Records about charts and figures
☆ ☆ ☆ ☆ ☆ ☆ ☆
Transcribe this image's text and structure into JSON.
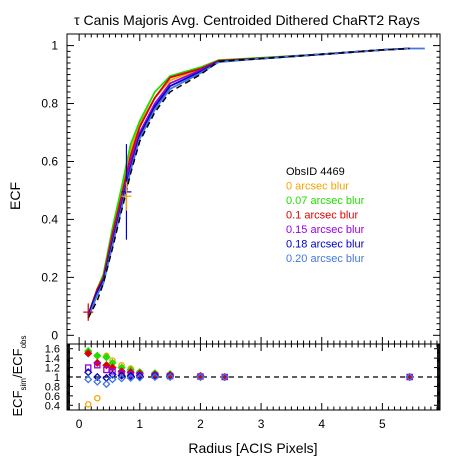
{
  "chart_data": [
    {
      "type": "line",
      "title_greek": "τ",
      "title_text": " Canis Majoris Avg. Centroided Dithered ChaRT2 Rays",
      "ylabel": "ECF",
      "xlim": [
        -0.2,
        5.95
      ],
      "ylim": [
        -0.03,
        1.04
      ],
      "y_ticks": [
        "0",
        "0.2",
        "0.4",
        "0.6",
        "0.8",
        "1"
      ],
      "legend_header": "ObsID 4469",
      "legend_position": "middle-right",
      "series": [
        {
          "name": "0 arcsec blur",
          "color": "#f5a300",
          "x": [
            0.15,
            0.3,
            0.4,
            0.55,
            0.7,
            0.85,
            1.0,
            1.25,
            1.5,
            2.0,
            2.3,
            3.0,
            4.0,
            5.0,
            5.45
          ],
          "y": [
            0.07,
            0.16,
            0.2,
            0.36,
            0.5,
            0.64,
            0.73,
            0.82,
            0.88,
            0.92,
            0.945,
            0.955,
            0.97,
            0.985,
            0.99
          ]
        },
        {
          "name": "0.07 arcsec blur",
          "color": "#22dd00",
          "x": [
            0.15,
            0.3,
            0.4,
            0.55,
            0.7,
            0.85,
            1.0,
            1.25,
            1.5,
            2.0,
            2.3,
            3.0,
            4.0,
            5.0,
            5.45
          ],
          "y": [
            0.07,
            0.16,
            0.21,
            0.37,
            0.51,
            0.66,
            0.74,
            0.84,
            0.895,
            0.925,
            0.95,
            0.958,
            0.97,
            0.985,
            0.99
          ]
        },
        {
          "name": "0.1 arcsec blur",
          "color": "#dd0000",
          "x": [
            0.15,
            0.3,
            0.4,
            0.55,
            0.7,
            0.85,
            1.0,
            1.25,
            1.5,
            2.0,
            2.3,
            3.0,
            4.0,
            5.0,
            5.45
          ],
          "y": [
            0.07,
            0.16,
            0.2,
            0.35,
            0.48,
            0.62,
            0.72,
            0.82,
            0.89,
            0.92,
            0.948,
            0.956,
            0.97,
            0.985,
            0.99
          ]
        },
        {
          "name": "0.15 arcsec blur",
          "color": "#9900dd",
          "x": [
            0.15,
            0.3,
            0.4,
            0.55,
            0.7,
            0.85,
            1.0,
            1.25,
            1.5,
            2.0,
            2.3,
            3.0,
            4.0,
            5.0,
            5.45
          ],
          "y": [
            0.07,
            0.15,
            0.19,
            0.33,
            0.46,
            0.6,
            0.7,
            0.8,
            0.87,
            0.915,
            0.945,
            0.955,
            0.97,
            0.985,
            0.99
          ]
        },
        {
          "name": "0.18 arcsec blur",
          "color": "#0000cc",
          "x": [
            0.15,
            0.3,
            0.4,
            0.55,
            0.7,
            0.85,
            1.0,
            1.25,
            1.5,
            2.0,
            2.3,
            3.0,
            4.0,
            5.0,
            5.45
          ],
          "y": [
            0.07,
            0.15,
            0.19,
            0.32,
            0.45,
            0.58,
            0.69,
            0.79,
            0.86,
            0.91,
            0.945,
            0.955,
            0.97,
            0.985,
            0.99
          ]
        },
        {
          "name": "0.20 arcsec blur",
          "color": "#4477dd",
          "x": [
            0.15,
            0.3,
            0.4,
            0.55,
            0.7,
            0.85,
            1.0,
            1.25,
            1.5,
            2.0,
            2.3,
            3.0,
            4.0,
            5.0,
            5.45,
            5.7
          ],
          "y": [
            0.06,
            0.14,
            0.18,
            0.31,
            0.44,
            0.57,
            0.68,
            0.78,
            0.85,
            0.905,
            0.943,
            0.955,
            0.97,
            0.985,
            0.99,
            0.99
          ]
        }
      ],
      "observed": {
        "color": "#000000",
        "x": [
          0.15,
          0.3,
          0.4,
          0.55,
          0.7,
          0.85,
          1.0,
          1.25,
          1.5,
          2.0,
          2.3,
          3.0,
          4.0,
          5.0,
          5.45
        ],
        "y": [
          0.06,
          0.12,
          0.18,
          0.3,
          0.43,
          0.56,
          0.67,
          0.77,
          0.84,
          0.9,
          0.945,
          0.955,
          0.97,
          0.985,
          0.99
        ],
        "errorbars": [
          {
            "x": 0.15,
            "lo": 0.05,
            "hi": 0.11,
            "color": "#cc0000"
          },
          {
            "x": 0.78,
            "lo": 0.33,
            "hi": 0.66,
            "color": "#0000cc"
          },
          {
            "x": 0.78,
            "lo": 0.43,
            "hi": 0.53,
            "color": "#f5a300"
          }
        ]
      }
    },
    {
      "type": "scatter",
      "ylabel_main": "ECF",
      "ylabel_sub_num": "sim",
      "ylabel_mid": "/ECF",
      "ylabel_sub_den": "obs",
      "xlabel": "Radius [ACIS Pixels]",
      "xlim": [
        -0.2,
        5.95
      ],
      "ylim": [
        0.3,
        1.7
      ],
      "x_ticks": [
        "0",
        "1",
        "2",
        "3",
        "4",
        "5"
      ],
      "y_ticks": [
        "0.4",
        "0.6",
        "0.8",
        "1",
        "1.2",
        "1.4",
        "1.6"
      ],
      "reference_line": 1.0,
      "series": [
        {
          "name": "0 arcsec blur",
          "color": "#f5a300",
          "marker": "circle-open",
          "x": [
            0.15,
            0.3,
            0.45,
            0.55,
            0.7,
            0.85,
            1.0,
            1.25,
            1.5,
            2.0,
            2.4,
            5.45
          ],
          "y": [
            0.42,
            0.55,
            1.45,
            1.35,
            1.25,
            1.18,
            1.1,
            1.07,
            1.05,
            1.02,
            1.0,
            1.0
          ]
        },
        {
          "name": "0.07 arcsec blur",
          "color": "#22dd00",
          "marker": "diamond",
          "x": [
            0.15,
            0.3,
            0.45,
            0.55,
            0.7,
            0.85,
            1.0,
            1.25,
            1.5,
            2.0,
            2.4,
            5.45
          ],
          "y": [
            1.55,
            1.45,
            1.42,
            1.3,
            1.2,
            1.15,
            1.1,
            1.08,
            1.06,
            1.02,
            1.0,
            1.0
          ]
        },
        {
          "name": "0.1 arcsec blur",
          "color": "#dd0000",
          "marker": "diamond",
          "x": [
            0.15,
            0.3,
            0.45,
            0.55,
            0.7,
            0.85,
            1.0,
            1.25,
            1.5,
            2.0,
            2.4,
            5.45
          ],
          "y": [
            1.5,
            1.3,
            1.25,
            1.2,
            1.12,
            1.1,
            1.07,
            1.05,
            1.04,
            1.02,
            1.0,
            1.0
          ]
        },
        {
          "name": "0.15 arcsec blur",
          "color": "#9900dd",
          "marker": "square-open",
          "x": [
            0.15,
            0.3,
            0.45,
            0.55,
            0.7,
            0.85,
            1.0,
            1.25,
            1.5,
            2.0,
            2.4,
            5.45
          ],
          "y": [
            1.2,
            1.25,
            1.15,
            1.12,
            1.08,
            1.05,
            1.04,
            1.03,
            1.02,
            1.01,
            1.0,
            1.0
          ]
        },
        {
          "name": "0.18 arcsec blur",
          "color": "#0000cc",
          "marker": "diamond-open",
          "x": [
            0.15,
            0.3,
            0.45,
            0.55,
            0.7,
            0.85,
            1.0,
            1.25,
            1.5,
            2.0,
            2.4,
            5.45
          ],
          "y": [
            1.1,
            1.0,
            0.98,
            1.05,
            1.03,
            1.02,
            1.02,
            1.02,
            1.01,
            1.0,
            1.0,
            1.0
          ]
        },
        {
          "name": "0.20 arcsec blur",
          "color": "#4477dd",
          "marker": "diamond-open",
          "x": [
            0.15,
            0.3,
            0.45,
            0.55,
            0.7,
            0.85,
            1.0,
            1.25,
            1.5,
            2.0,
            2.4,
            5.45
          ],
          "y": [
            0.95,
            0.9,
            0.85,
            0.95,
            0.97,
            0.98,
            0.99,
            1.0,
            1.0,
            1.0,
            1.0,
            1.0
          ]
        }
      ]
    }
  ]
}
☆ ☆ ☆ ☆ ☆ ☆ ☆
* **GOAL**: Check each line above for the string "open", then copy the ones that have it.

* **FINISHED ANSWER**:
          "marker": "circle-open",
          "marker": "square-open",
          "marker": "diamond-open",
          "marker": "diamond-open",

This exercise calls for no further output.